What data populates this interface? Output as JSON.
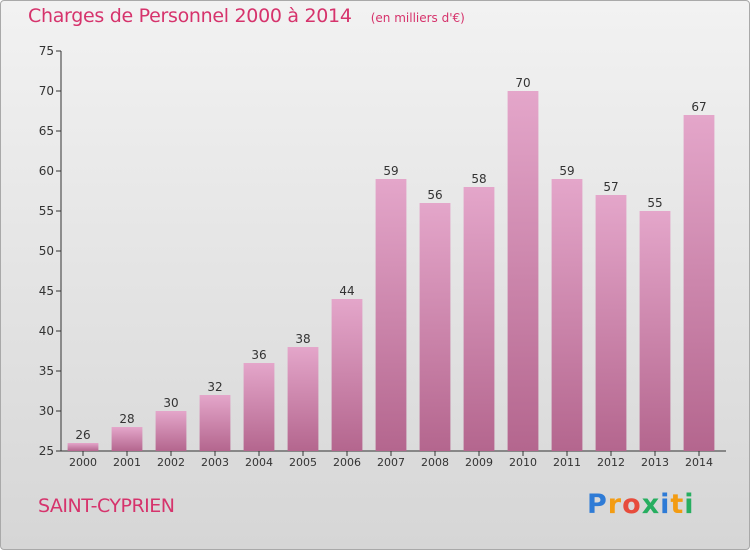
{
  "header": {
    "title": "Charges de Personnel 2000 à 2014",
    "subtitle": "(en milliers d'€)"
  },
  "footer": {
    "commune": "SAINT-CYPRIEN",
    "logo_text": "Proxiti"
  },
  "colors": {
    "title": "#d6336c",
    "bar_top": "#e4a6ca",
    "bar_bottom": "#b4668e",
    "axis": "#333333"
  },
  "chart_data": {
    "type": "bar",
    "categories": [
      "2000",
      "2001",
      "2002",
      "2003",
      "2004",
      "2005",
      "2006",
      "2007",
      "2008",
      "2009",
      "2010",
      "2011",
      "2012",
      "2013",
      "2014"
    ],
    "values": [
      26,
      28,
      30,
      32,
      36,
      38,
      44,
      59,
      56,
      58,
      70,
      59,
      57,
      55,
      67
    ],
    "ylim": [
      25,
      75
    ],
    "yticks": [
      25,
      30,
      35,
      40,
      45,
      50,
      55,
      60,
      65,
      70,
      75
    ],
    "grid": false,
    "data_labels": true
  }
}
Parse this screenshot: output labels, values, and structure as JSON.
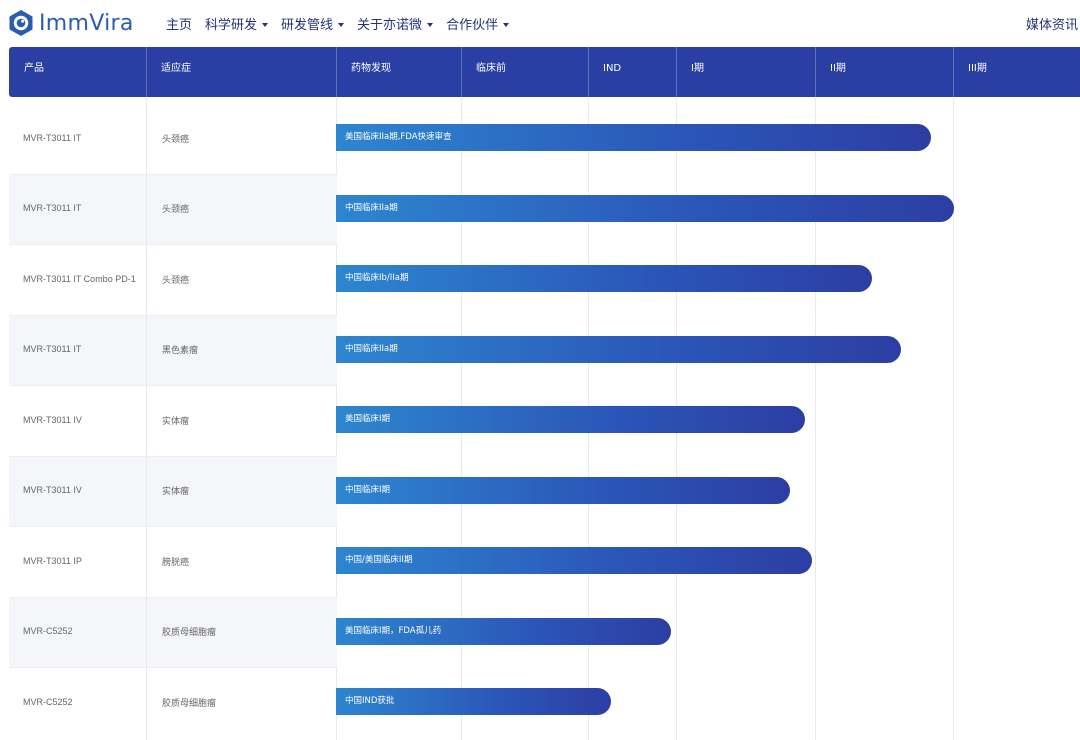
{
  "brand": {
    "name": "ImmVira",
    "color": "#2a5db0"
  },
  "nav": {
    "items": [
      {
        "label": "主页",
        "dropdown": false
      },
      {
        "label": "科学研发",
        "dropdown": true
      },
      {
        "label": "研发管线",
        "dropdown": true
      },
      {
        "label": "关于亦诺微",
        "dropdown": true
      },
      {
        "label": "合作伙伴",
        "dropdown": true
      }
    ],
    "media": "媒体资讯"
  },
  "table": {
    "header_color": "#2a3fa3",
    "columns": [
      "产品",
      "适应症",
      "药物发现",
      "临床前",
      "IND",
      "I期",
      "II期",
      "III期"
    ],
    "rows": [
      {
        "product": "MVR-T3011 IT",
        "indication": "头颈癌",
        "status": "美国临床IIa期,FDA快速审查",
        "progress": 0.8
      },
      {
        "product": "MVR-T3011 IT",
        "indication": "头颈癌",
        "status": "中国临床IIa期",
        "progress": 0.83
      },
      {
        "product": "MVR-T3011 IT Combo PD-1",
        "indication": "头颈癌",
        "status": "中国临床Ib/IIa期",
        "progress": 0.72
      },
      {
        "product": "MVR-T3011 IT",
        "indication": "黑色素瘤",
        "status": "中国临床IIa期",
        "progress": 0.76
      },
      {
        "product": "MVR-T3011 IV",
        "indication": "实体瘤",
        "status": "美国临床I期",
        "progress": 0.63
      },
      {
        "product": "MVR-T3011 IV",
        "indication": "实体瘤",
        "status": "中国临床I期",
        "progress": 0.61
      },
      {
        "product": "MVR-T3011 IP",
        "indication": "膀胱癌",
        "status": "中国/美国临床II期",
        "progress": 0.64
      },
      {
        "product": "MVR-C5252",
        "indication": "胶质母细胞瘤",
        "status": "美国临床I期，FDA孤儿药",
        "progress": 0.45
      },
      {
        "product": "MVR-C5252",
        "indication": "胶质母细胞瘤",
        "status": "中国IND获批",
        "progress": 0.37
      }
    ]
  }
}
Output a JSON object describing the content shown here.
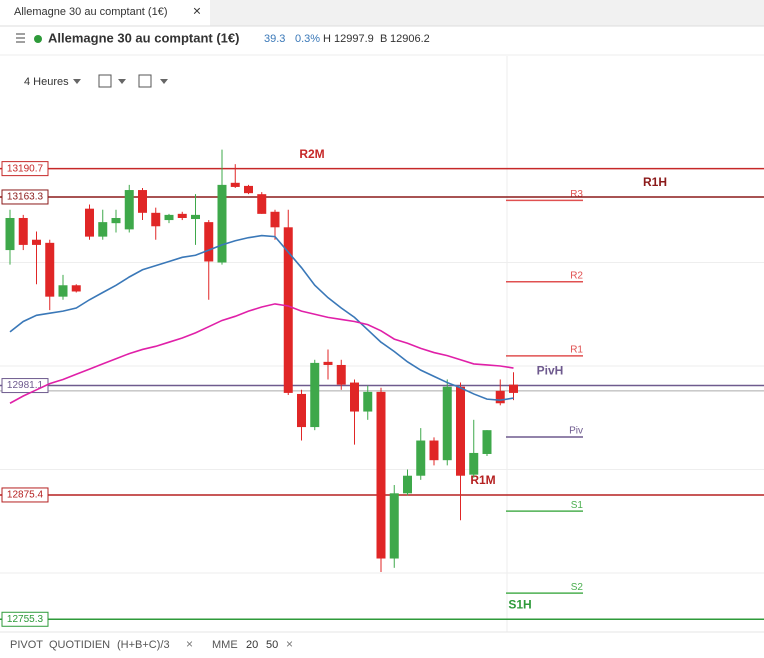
{
  "tab": {
    "title": "Allemagne 30 au comptant (1€)",
    "close": "×"
  },
  "header": {
    "name": "Allemagne 30 au comptant (1€)",
    "change": 39.3,
    "change_pct": "0.3%",
    "high_label": "H",
    "high": 12997.9,
    "low_label": "B",
    "low": 12906.2
  },
  "toolbar": {
    "interval": "4 Heures"
  },
  "footer": {
    "pivot": "PIVOT",
    "pivot_period": "QUOTIDIEN",
    "pivot_formula": "(H+B+C)/3",
    "close": "×",
    "ma": "MME",
    "ma_close": "×"
  },
  "chart_data": {
    "type": "candlestick",
    "ylim": [
      12743,
      13257
    ],
    "gridlines": [
      13100,
      13000,
      12900,
      12800
    ],
    "up_color": "#3ea84a",
    "down_color": "#e02626",
    "open": [
      13112,
      13143,
      13122,
      13119,
      13067,
      13078,
      13152,
      13125,
      13138,
      13132,
      13170,
      13148,
      13141,
      13147,
      13142,
      13139,
      13100,
      13177,
      13174,
      13166,
      13149,
      13134,
      12973,
      12941,
      13004,
      13001,
      12984,
      12956,
      12975,
      12814,
      12877,
      12894,
      12928,
      12909,
      12980,
      12895,
      12915,
      12976,
      12982
    ],
    "high": [
      13151,
      13146,
      13130,
      13122,
      13088,
      13079,
      13156,
      13151,
      13151,
      13175,
      13172,
      13153,
      13147,
      13149,
      13166,
      13141,
      13209,
      13195,
      13175,
      13168,
      13151,
      13151,
      12977,
      13006,
      13016,
      13006,
      12987,
      12981,
      12979,
      12885,
      12900,
      12940,
      12931,
      12987,
      12984,
      12948,
      12938,
      12987,
      12994
    ],
    "low": [
      13098,
      13112,
      13079,
      13054,
      13064,
      13071,
      13122,
      13122,
      13129,
      13129,
      13141,
      13122,
      13138,
      13141,
      13117,
      13064,
      13098,
      13172,
      13166,
      13147,
      13122,
      12972,
      12928,
      12938,
      12987,
      12977,
      12924,
      12948,
      12801,
      12805,
      12875,
      12890,
      12904,
      12904,
      12851,
      12892,
      12913,
      12962,
      12967
    ],
    "close": [
      13143,
      13117,
      13117,
      13067,
      13078,
      13072,
      13125,
      13139,
      13143,
      13170,
      13148,
      13135,
      13146,
      13143,
      13146,
      13101,
      13175,
      13173,
      13167,
      13147,
      13134,
      12974,
      12941,
      13003,
      13001,
      12982,
      12956,
      12975,
      12814,
      12877,
      12894,
      12928,
      12909,
      12980,
      12894,
      12916,
      12938,
      12964,
      12974
    ],
    "series": [
      {
        "name": "20",
        "color": "#3a78b8",
        "values": [
          13033,
          13043,
          13049,
          13051,
          13053,
          13056,
          13064,
          13071,
          13078,
          13086,
          13093,
          13097,
          13101,
          13105,
          13107,
          13112,
          13117,
          13121,
          13124,
          13126,
          13125,
          13110,
          13095,
          13078,
          13066,
          13056,
          13047,
          13035,
          13023,
          13014,
          13004,
          12996,
          12990,
          12984,
          12979,
          12973,
          12968,
          12967,
          12969
        ]
      },
      {
        "name": "50",
        "color": "#e020a8",
        "values": [
          12964,
          12971,
          12977,
          12983,
          12987,
          12992,
          12997,
          13002,
          13007,
          13012,
          13016,
          13019,
          13023,
          13027,
          13032,
          13038,
          13044,
          13048,
          13053,
          13057,
          13060,
          13058,
          13053,
          13050,
          13047,
          13045,
          13043,
          13040,
          13034,
          13026,
          13022,
          13017,
          13013,
          13010,
          13006,
          13002,
          13001,
          13000,
          12998
        ]
      }
    ],
    "last_price": 12976,
    "levels": [
      {
        "name": "R2M",
        "value": 13190.7,
        "color": "#c62828"
      },
      {
        "name": "R1H",
        "value": 13163.3,
        "color": "#8b1a1a"
      },
      {
        "name": "PivH",
        "value": 12981.1,
        "color": "#6e5a8e"
      },
      {
        "name": "R1M",
        "value": 12875.4,
        "color": "#b52020"
      },
      {
        "name": "S1H",
        "value": 12755.3,
        "color": "#2e9a3a"
      }
    ],
    "pivots": [
      {
        "name": "R3",
        "value": 13160,
        "color": "#e05050"
      },
      {
        "name": "R2",
        "value": 13081.4,
        "color": "#e05050"
      },
      {
        "name": "R1",
        "value": 13009.8,
        "color": "#e05050"
      },
      {
        "name": "Piv",
        "value": 12931.4,
        "color": "#6e5a8e"
      },
      {
        "name": "S1",
        "value": 12859.8,
        "color": "#4caf50"
      },
      {
        "name": "S2",
        "value": 12780.5,
        "color": "#4caf50"
      }
    ]
  }
}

----------

■ Stated task
Repeat the material above verbatim. Leave the pictures behind.

■ Answer for this exercise
What data populates this interface? Output as JSON.
{
  "header": {
    "title": "Charges de Personnel 2000 à 2014",
    "subtitle": "(en milliers d'€)"
  },
  "footer": {
    "commune": "SAINT-CYPRIEN",
    "logo_text": "Proxiti"
  },
  "colors": {
    "title": "#d6336c",
    "bar_top": "#e4a6ca",
    "bar_bottom": "#b4668e",
    "axis": "#333333"
  },
  "chart_data": {
    "type": "bar",
    "categories": [
      "2000",
      "2001",
      "2002",
      "2003",
      "2004",
      "2005",
      "2006",
      "2007",
      "2008",
      "2009",
      "2010",
      "2011",
      "2012",
      "2013",
      "2014"
    ],
    "values": [
      26,
      28,
      30,
      32,
      36,
      38,
      44,
      59,
      56,
      58,
      70,
      59,
      57,
      55,
      67
    ],
    "ylim": [
      25,
      75
    ],
    "yticks": [
      25,
      30,
      35,
      40,
      45,
      50,
      55,
      60,
      65,
      70,
      75
    ],
    "grid": false,
    "data_labels": true
  }
}
Parse this screenshot: output labels, values, and structure as JSON.
{
  "brand": {
    "name": "ImmVira",
    "color": "#2a5db0"
  },
  "nav": {
    "items": [
      {
        "label": "主页",
        "dropdown": false
      },
      {
        "label": "科学研发",
        "dropdown": true
      },
      {
        "label": "研发管线",
        "dropdown": true
      },
      {
        "label": "关于亦诺微",
        "dropdown": true
      },
      {
        "label": "合作伙伴",
        "dropdown": true
      }
    ],
    "media": "媒体资讯"
  },
  "table": {
    "header_color": "#2a3fa3",
    "columns": [
      "产品",
      "适应症",
      "药物发现",
      "临床前",
      "IND",
      "I期",
      "II期",
      "III期"
    ],
    "rows": [
      {
        "product": "MVR-T3011 IT",
        "indication": "头颈癌",
        "status": "美国临床IIa期,FDA快速审查",
        "progress": 0.8
      },
      {
        "product": "MVR-T3011 IT",
        "indication": "头颈癌",
        "status": "中国临床IIa期",
        "progress": 0.83
      },
      {
        "product": "MVR-T3011 IT Combo PD-1",
        "indication": "头颈癌",
        "status": "中国临床Ib/IIa期",
        "progress": 0.72
      },
      {
        "product": "MVR-T3011 IT",
        "indication": "黑色素瘤",
        "status": "中国临床IIa期",
        "progress": 0.76
      },
      {
        "product": "MVR-T3011 IV",
        "indication": "实体瘤",
        "status": "美国临床I期",
        "progress": 0.63
      },
      {
        "product": "MVR-T3011 IV",
        "indication": "实体瘤",
        "status": "中国临床I期",
        "progress": 0.61
      },
      {
        "product": "MVR-T3011 IP",
        "indication": "膀胱癌",
        "status": "中国/美国临床II期",
        "progress": 0.64
      },
      {
        "product": "MVR-C5252",
        "indication": "胶质母细胞瘤",
        "status": "美国临床I期，FDA孤儿药",
        "progress": 0.45
      },
      {
        "product": "MVR-C5252",
        "indication": "胶质母细胞瘤",
        "status": "中国IND获批",
        "progress": 0.37
      }
    ]
  }
}
Output a JSON object describing the content shown here.
{
  "tab": {
    "title": "Allemagne 30 au comptant (1€)",
    "close": "×"
  },
  "header": {
    "name": "Allemagne 30 au comptant (1€)",
    "change": 39.3,
    "change_pct": "0.3%",
    "high_label": "H",
    "high": 12997.9,
    "low_label": "B",
    "low": 12906.2
  },
  "toolbar": {
    "interval": "4 Heures"
  },
  "footer": {
    "pivot": "PIVOT",
    "pivot_period": "QUOTIDIEN",
    "pivot_formula": "(H+B+C)/3",
    "close": "×",
    "ma": "MME",
    "ma_close": "×"
  },
  "chart_data": {
    "type": "candlestick",
    "ylim": [
      12743,
      13257
    ],
    "gridlines": [
      13100,
      13000,
      12900,
      12800
    ],
    "up_color": "#3ea84a",
    "down_color": "#e02626",
    "open": [
      13112,
      13143,
      13122,
      13119,
      13067,
      13078,
      13152,
      13125,
      13138,
      13132,
      13170,
      13148,
      13141,
      13147,
      13142,
      13139,
      13100,
      13177,
      13174,
      13166,
      13149,
      13134,
      12973,
      12941,
      13004,
      13001,
      12984,
      12956,
      12975,
      12814,
      12877,
      12894,
      12928,
      12909,
      12980,
      12895,
      12915,
      12976,
      12982
    ],
    "high": [
      13151,
      13146,
      13130,
      13122,
      13088,
      13079,
      13156,
      13151,
      13151,
      13175,
      13172,
      13153,
      13147,
      13149,
      13166,
      13141,
      13209,
      13195,
      13175,
      13168,
      13151,
      13151,
      12977,
      13006,
      13016,
      13006,
      12987,
      12981,
      12979,
      12885,
      12900,
      12940,
      12931,
      12987,
      12984,
      12948,
      12938,
      12987,
      12994
    ],
    "low": [
      13098,
      13112,
      13079,
      13054,
      13064,
      13071,
      13122,
      13122,
      13129,
      13129,
      13141,
      13122,
      13138,
      13141,
      13117,
      13064,
      13098,
      13172,
      13166,
      13147,
      13122,
      12972,
      12928,
      12938,
      12987,
      12977,
      12924,
      12948,
      12801,
      12805,
      12875,
      12890,
      12904,
      12904,
      12851,
      12892,
      12913,
      12962,
      12967
    ],
    "close": [
      13143,
      13117,
      13117,
      13067,
      13078,
      13072,
      13125,
      13139,
      13143,
      13170,
      13148,
      13135,
      13146,
      13143,
      13146,
      13101,
      13175,
      13173,
      13167,
      13147,
      13134,
      12974,
      12941,
      13003,
      13001,
      12982,
      12956,
      12975,
      12814,
      12877,
      12894,
      12928,
      12909,
      12980,
      12894,
      12916,
      12938,
      12964,
      12974
    ],
    "series": [
      {
        "name": "20",
        "color": "#3a78b8",
        "values": [
          13033,
          13043,
          13049,
          13051,
          13053,
          13056,
          13064,
          13071,
          13078,
          13086,
          13093,
          13097,
          13101,
          13105,
          13107,
          13112,
          13117,
          13121,
          13124,
          13126,
          13125,
          13110,
          13095,
          13078,
          13066,
          13056,
          13047,
          13035,
          13023,
          13014,
          13004,
          12996,
          12990,
          12984,
          12979,
          12973,
          12968,
          12967,
          12969
        ]
      },
      {
        "name": "50",
        "color": "#e020a8",
        "values": [
          12964,
          12971,
          12977,
          12983,
          12987,
          12992,
          12997,
          13002,
          13007,
          13012,
          13016,
          13019,
          13023,
          13027,
          13032,
          13038,
          13044,
          13048,
          13053,
          13057,
          13060,
          13058,
          13053,
          13050,
          13047,
          13045,
          13043,
          13040,
          13034,
          13026,
          13022,
          13017,
          13013,
          13010,
          13006,
          13002,
          13001,
          13000,
          12998
        ]
      }
    ],
    "last_price": 12976,
    "levels": [
      {
        "name": "R2M",
        "value": 13190.7,
        "color": "#c62828"
      },
      {
        "name": "R1H",
        "value": 13163.3,
        "color": "#8b1a1a"
      },
      {
        "name": "PivH",
        "value": 12981.1,
        "color": "#6e5a8e"
      },
      {
        "name": "R1M",
        "value": 12875.4,
        "color": "#b52020"
      },
      {
        "name": "S1H",
        "value": 12755.3,
        "color": "#2e9a3a"
      }
    ],
    "pivots": [
      {
        "name": "R3",
        "value": 13160,
        "color": "#e05050"
      },
      {
        "name": "R2",
        "value": 13081.4,
        "color": "#e05050"
      },
      {
        "name": "R1",
        "value": 13009.8,
        "color": "#e05050"
      },
      {
        "name": "Piv",
        "value": 12931.4,
        "color": "#6e5a8e"
      },
      {
        "name": "S1",
        "value": 12859.8,
        "color": "#4caf50"
      },
      {
        "name": "S2",
        "value": 12780.5,
        "color": "#4caf50"
      }
    ]
  }
}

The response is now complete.